*Problem requirements*
In the records below, pick out all lines containing the word "What".
::: Extracted entries
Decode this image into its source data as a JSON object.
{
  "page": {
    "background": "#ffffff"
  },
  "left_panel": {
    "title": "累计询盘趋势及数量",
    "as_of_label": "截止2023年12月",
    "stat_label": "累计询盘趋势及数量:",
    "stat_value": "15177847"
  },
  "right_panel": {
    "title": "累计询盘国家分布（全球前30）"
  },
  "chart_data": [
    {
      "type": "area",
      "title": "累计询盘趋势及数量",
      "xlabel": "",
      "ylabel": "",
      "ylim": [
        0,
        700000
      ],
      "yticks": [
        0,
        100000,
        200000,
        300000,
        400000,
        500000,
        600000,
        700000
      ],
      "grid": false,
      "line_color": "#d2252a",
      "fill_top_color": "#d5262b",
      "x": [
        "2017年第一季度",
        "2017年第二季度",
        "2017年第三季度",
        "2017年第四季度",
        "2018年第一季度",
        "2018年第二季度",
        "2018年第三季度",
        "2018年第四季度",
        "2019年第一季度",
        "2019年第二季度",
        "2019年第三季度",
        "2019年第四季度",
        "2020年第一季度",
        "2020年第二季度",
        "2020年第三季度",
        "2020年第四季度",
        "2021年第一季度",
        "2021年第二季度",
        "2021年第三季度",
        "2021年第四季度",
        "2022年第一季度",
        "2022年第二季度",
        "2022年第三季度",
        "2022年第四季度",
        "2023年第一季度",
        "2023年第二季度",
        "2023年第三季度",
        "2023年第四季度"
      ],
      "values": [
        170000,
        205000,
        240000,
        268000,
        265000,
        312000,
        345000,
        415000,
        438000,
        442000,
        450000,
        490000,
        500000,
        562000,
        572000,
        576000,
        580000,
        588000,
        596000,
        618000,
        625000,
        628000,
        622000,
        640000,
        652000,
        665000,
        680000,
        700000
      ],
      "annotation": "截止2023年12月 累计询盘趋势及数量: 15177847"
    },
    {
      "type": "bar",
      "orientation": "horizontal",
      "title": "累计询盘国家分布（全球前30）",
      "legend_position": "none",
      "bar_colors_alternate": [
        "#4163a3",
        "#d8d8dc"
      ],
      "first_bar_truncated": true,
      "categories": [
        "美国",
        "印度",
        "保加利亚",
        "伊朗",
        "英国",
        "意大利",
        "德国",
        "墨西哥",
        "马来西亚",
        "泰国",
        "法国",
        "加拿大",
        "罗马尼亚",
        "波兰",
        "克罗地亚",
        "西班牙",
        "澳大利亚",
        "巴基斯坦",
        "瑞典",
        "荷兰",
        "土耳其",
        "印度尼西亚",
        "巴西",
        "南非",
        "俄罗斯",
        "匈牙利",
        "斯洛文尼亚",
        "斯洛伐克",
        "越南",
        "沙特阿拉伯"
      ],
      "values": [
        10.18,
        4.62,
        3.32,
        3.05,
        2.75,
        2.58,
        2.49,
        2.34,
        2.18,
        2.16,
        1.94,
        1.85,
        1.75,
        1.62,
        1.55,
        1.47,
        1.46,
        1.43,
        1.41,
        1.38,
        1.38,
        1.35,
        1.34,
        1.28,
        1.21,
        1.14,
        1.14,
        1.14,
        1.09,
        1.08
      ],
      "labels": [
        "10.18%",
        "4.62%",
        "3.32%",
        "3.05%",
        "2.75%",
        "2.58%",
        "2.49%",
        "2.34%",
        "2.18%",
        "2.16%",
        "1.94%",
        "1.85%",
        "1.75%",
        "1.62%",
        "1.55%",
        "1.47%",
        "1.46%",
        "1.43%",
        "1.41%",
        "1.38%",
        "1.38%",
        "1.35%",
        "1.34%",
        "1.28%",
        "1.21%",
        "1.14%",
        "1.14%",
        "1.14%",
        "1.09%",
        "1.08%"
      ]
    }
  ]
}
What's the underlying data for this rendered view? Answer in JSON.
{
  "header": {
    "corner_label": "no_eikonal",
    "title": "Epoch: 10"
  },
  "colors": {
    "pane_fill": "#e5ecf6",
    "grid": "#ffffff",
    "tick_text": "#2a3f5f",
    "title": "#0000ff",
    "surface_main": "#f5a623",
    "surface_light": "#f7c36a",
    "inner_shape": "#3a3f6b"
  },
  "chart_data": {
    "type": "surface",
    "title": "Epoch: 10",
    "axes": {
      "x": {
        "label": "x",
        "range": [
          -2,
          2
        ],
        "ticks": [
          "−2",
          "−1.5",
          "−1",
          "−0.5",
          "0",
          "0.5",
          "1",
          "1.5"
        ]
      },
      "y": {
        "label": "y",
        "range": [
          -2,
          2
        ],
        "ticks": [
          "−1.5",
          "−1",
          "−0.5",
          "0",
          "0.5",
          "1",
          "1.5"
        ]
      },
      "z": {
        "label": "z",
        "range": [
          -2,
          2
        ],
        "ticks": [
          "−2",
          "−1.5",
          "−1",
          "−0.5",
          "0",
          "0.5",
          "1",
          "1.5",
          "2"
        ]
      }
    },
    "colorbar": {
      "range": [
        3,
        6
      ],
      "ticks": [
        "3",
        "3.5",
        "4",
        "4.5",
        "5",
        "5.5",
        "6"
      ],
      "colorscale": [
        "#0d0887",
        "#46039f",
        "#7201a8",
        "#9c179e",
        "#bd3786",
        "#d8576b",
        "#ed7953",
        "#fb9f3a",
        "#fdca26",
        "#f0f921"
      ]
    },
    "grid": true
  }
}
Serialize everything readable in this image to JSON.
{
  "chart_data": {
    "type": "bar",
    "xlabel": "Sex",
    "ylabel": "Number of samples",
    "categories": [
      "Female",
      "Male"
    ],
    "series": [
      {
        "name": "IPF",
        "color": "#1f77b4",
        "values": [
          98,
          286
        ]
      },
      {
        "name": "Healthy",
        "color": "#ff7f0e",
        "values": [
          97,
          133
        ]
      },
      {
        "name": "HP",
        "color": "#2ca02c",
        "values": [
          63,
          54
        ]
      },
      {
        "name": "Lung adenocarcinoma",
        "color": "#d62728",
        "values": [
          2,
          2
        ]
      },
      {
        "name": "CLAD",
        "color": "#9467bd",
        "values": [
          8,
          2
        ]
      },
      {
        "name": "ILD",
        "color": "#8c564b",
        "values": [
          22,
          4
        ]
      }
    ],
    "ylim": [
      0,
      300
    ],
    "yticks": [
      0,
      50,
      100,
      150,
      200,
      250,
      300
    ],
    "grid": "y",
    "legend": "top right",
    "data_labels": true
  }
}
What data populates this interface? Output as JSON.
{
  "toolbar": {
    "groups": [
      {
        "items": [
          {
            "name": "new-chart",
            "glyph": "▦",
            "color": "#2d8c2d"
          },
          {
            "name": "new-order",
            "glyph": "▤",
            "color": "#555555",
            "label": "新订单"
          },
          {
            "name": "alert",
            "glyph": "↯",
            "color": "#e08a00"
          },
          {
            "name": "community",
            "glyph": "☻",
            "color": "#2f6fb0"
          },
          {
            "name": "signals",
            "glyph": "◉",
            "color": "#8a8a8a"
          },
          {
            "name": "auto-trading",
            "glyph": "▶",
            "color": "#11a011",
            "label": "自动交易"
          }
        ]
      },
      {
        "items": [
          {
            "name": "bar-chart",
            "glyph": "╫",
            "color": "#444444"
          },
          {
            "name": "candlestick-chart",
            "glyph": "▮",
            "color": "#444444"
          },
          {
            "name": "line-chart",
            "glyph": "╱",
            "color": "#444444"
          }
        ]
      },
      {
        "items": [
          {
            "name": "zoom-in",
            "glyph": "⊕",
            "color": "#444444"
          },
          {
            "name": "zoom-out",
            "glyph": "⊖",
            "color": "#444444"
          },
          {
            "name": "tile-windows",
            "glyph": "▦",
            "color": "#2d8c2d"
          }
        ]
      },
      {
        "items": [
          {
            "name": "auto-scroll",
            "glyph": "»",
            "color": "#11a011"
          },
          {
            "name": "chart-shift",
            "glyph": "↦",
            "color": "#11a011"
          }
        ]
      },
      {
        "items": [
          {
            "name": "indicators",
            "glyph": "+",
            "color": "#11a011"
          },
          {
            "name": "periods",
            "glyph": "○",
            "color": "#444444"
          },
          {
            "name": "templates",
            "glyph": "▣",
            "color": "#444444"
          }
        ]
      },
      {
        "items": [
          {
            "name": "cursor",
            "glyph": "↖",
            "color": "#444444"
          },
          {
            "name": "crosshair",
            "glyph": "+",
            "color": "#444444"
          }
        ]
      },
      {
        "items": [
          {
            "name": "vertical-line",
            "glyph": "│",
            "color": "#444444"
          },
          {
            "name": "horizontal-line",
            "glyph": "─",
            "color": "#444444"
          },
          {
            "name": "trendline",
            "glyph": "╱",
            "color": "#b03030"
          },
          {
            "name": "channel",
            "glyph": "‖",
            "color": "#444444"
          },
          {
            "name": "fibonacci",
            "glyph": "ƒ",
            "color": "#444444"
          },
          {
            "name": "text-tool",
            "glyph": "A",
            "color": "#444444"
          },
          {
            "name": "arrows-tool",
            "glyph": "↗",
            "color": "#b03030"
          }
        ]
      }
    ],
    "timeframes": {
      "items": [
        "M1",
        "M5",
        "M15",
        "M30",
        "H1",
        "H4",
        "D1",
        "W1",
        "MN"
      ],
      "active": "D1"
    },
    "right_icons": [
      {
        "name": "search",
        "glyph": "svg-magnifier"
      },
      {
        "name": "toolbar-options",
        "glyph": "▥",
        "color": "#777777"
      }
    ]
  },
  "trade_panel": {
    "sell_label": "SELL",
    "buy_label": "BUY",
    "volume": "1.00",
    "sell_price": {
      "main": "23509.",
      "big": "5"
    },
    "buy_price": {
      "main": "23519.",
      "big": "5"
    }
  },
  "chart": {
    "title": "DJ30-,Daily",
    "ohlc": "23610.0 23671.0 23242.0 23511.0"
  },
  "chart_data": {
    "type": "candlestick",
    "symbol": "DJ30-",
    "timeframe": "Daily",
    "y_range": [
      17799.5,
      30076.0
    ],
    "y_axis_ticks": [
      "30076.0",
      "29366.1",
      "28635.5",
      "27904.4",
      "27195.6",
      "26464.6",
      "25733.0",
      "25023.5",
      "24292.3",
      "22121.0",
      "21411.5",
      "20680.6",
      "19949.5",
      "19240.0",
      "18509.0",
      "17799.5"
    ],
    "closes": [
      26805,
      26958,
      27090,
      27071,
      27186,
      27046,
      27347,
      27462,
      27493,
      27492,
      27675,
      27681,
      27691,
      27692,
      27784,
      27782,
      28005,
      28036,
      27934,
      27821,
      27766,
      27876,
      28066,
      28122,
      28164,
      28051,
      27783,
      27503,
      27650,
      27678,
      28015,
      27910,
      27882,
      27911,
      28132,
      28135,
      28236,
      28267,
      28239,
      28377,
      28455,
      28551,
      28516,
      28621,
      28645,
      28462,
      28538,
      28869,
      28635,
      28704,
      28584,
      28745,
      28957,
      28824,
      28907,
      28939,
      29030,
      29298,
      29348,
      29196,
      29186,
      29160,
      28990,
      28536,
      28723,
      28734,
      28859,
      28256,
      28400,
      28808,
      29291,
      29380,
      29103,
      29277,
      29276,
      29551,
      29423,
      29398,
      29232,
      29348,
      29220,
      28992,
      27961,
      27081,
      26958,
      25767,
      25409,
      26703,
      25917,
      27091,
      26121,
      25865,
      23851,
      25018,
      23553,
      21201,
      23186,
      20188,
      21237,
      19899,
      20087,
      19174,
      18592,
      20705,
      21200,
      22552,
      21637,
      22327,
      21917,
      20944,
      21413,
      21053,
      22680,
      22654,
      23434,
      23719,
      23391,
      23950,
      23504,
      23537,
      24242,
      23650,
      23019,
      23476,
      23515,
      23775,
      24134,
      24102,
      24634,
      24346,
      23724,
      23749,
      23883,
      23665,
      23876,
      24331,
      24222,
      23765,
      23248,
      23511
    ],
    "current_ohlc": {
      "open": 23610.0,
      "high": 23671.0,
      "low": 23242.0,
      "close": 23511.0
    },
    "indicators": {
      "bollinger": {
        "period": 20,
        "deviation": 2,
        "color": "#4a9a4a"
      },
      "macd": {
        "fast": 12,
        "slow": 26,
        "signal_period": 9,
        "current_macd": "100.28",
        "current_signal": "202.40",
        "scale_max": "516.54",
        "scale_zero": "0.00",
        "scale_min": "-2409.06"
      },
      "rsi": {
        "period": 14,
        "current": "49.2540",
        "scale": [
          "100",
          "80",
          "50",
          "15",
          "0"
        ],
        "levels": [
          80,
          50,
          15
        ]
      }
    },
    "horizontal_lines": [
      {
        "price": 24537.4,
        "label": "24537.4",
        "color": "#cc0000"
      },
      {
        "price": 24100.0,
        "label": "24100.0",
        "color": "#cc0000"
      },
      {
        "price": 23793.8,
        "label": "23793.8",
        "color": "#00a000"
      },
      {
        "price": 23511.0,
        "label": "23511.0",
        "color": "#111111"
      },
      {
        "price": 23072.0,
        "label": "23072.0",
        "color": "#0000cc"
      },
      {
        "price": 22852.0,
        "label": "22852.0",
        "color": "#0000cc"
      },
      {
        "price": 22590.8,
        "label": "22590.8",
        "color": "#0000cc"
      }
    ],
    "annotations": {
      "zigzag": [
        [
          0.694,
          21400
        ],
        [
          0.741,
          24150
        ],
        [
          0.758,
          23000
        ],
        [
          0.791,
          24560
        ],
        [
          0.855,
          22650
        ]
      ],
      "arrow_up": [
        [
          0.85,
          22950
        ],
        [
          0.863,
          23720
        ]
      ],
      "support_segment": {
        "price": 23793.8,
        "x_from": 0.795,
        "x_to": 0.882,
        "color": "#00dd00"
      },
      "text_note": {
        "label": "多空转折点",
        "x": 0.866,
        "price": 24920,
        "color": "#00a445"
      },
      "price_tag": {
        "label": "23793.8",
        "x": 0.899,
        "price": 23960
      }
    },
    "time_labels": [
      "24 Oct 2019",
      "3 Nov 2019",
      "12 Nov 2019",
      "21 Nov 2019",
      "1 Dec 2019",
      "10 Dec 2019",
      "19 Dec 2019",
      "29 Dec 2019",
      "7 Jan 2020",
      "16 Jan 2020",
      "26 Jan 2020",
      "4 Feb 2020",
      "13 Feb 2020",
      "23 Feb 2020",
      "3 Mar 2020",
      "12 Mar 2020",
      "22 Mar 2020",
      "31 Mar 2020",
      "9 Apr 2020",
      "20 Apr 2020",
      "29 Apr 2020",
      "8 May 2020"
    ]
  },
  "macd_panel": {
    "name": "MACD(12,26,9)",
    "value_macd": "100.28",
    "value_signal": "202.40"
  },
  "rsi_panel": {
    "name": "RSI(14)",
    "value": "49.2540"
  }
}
::::::
*Full solution*
What's the underlying data for this rendered view? Answer in JSON.
What data populates this interface? Output as JSON.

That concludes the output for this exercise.